╭──

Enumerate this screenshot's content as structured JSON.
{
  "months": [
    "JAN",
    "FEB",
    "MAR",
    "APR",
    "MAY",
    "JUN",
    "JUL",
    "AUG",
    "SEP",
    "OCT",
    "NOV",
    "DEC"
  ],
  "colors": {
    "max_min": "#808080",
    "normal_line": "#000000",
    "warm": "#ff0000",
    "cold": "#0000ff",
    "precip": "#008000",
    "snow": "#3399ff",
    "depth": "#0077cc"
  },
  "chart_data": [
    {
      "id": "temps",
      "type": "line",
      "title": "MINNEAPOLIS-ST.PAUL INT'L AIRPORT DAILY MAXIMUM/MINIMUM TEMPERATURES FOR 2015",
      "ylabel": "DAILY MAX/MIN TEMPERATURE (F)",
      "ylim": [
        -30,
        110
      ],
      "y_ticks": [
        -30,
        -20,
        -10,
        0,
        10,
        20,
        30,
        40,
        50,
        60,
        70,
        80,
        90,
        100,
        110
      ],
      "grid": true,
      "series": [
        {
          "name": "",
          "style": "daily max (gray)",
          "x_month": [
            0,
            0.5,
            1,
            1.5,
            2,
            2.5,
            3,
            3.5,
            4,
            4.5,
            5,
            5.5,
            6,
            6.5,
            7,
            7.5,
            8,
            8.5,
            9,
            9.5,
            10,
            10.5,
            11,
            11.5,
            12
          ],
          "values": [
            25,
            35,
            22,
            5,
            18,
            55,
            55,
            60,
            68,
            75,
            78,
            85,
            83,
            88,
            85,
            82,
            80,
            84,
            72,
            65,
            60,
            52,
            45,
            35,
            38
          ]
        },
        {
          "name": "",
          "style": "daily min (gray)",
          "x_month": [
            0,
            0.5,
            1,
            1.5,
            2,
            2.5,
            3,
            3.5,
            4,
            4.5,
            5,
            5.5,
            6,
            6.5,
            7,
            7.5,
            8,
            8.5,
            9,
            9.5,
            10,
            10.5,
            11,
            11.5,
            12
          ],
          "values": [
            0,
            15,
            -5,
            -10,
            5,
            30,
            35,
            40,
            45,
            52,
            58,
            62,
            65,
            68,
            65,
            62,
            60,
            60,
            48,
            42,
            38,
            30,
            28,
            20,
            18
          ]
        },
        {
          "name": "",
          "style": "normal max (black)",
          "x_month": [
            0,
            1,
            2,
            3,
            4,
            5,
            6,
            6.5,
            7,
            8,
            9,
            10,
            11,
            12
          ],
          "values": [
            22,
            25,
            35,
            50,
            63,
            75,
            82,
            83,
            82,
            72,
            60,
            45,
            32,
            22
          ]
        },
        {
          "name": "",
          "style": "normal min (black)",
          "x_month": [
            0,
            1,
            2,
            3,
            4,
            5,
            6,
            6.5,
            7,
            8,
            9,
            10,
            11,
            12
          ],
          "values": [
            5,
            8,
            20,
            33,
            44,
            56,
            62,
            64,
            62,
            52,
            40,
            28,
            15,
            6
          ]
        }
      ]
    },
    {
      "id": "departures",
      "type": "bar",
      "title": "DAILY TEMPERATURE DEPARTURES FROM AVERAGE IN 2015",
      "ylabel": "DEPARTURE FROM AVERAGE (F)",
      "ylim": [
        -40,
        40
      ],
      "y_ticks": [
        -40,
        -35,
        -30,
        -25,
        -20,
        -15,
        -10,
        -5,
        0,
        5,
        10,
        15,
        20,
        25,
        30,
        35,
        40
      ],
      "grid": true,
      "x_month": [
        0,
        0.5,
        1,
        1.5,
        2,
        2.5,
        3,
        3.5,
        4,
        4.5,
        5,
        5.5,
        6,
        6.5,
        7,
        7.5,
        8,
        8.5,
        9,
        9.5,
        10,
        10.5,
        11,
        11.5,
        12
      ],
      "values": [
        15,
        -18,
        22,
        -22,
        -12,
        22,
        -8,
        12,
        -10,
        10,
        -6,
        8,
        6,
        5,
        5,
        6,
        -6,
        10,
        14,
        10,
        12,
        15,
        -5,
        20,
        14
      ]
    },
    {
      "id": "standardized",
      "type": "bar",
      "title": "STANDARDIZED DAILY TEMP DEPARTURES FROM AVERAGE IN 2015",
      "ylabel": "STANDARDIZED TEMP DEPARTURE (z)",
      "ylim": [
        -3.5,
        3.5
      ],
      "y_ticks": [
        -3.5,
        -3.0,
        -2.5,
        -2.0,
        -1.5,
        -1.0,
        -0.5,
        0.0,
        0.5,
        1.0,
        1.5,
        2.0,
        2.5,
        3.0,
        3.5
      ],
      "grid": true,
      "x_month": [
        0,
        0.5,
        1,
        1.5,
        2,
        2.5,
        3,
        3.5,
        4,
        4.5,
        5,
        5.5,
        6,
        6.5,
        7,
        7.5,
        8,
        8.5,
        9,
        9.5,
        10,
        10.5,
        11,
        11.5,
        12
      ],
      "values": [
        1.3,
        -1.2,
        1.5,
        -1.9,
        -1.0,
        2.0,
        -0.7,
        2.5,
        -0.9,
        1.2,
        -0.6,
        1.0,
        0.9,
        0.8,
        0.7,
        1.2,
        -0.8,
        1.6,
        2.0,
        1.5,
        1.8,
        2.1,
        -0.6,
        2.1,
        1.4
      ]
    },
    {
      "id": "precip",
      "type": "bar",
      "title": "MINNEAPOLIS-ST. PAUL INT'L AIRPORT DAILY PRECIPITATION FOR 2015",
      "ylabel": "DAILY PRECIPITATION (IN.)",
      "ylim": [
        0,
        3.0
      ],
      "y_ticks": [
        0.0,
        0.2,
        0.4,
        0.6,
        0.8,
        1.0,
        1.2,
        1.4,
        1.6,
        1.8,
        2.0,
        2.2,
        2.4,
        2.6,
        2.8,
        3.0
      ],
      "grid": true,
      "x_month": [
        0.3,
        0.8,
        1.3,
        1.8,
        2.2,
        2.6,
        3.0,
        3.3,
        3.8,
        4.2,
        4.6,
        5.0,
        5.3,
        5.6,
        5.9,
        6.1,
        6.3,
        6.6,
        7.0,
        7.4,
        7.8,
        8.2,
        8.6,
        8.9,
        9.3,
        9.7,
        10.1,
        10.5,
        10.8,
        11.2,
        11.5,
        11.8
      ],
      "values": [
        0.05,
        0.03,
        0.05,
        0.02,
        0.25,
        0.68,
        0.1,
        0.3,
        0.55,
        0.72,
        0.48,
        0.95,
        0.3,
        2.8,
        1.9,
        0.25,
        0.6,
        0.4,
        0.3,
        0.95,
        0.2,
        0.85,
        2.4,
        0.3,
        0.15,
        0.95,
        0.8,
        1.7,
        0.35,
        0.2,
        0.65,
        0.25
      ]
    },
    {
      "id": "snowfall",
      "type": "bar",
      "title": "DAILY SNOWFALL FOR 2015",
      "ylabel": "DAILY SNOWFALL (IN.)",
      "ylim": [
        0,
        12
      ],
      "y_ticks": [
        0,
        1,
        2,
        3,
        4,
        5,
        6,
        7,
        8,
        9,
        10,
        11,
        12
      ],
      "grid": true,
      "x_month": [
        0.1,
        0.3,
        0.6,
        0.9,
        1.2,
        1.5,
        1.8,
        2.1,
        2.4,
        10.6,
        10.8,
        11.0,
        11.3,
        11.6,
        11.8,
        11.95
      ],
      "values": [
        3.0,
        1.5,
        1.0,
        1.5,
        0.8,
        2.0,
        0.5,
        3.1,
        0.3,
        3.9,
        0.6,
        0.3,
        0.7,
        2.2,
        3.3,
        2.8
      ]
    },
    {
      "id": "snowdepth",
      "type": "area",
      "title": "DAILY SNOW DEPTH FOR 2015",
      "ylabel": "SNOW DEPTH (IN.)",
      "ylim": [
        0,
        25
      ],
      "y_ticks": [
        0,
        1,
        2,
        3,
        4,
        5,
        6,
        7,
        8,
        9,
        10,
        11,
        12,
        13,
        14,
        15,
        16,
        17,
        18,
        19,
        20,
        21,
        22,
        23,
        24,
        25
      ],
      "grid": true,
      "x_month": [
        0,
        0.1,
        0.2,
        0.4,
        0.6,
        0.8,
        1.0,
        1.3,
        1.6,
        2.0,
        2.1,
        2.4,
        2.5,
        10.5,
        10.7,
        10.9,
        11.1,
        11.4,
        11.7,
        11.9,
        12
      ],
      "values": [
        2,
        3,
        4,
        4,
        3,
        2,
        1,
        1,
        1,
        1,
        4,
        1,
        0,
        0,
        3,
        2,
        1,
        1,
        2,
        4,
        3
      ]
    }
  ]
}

╰──

Instruction:
Take each line of the material that contains the word "black" and list it.

Exercise solution:
          "style": "normal max (black)",
          "style": "normal min (black)",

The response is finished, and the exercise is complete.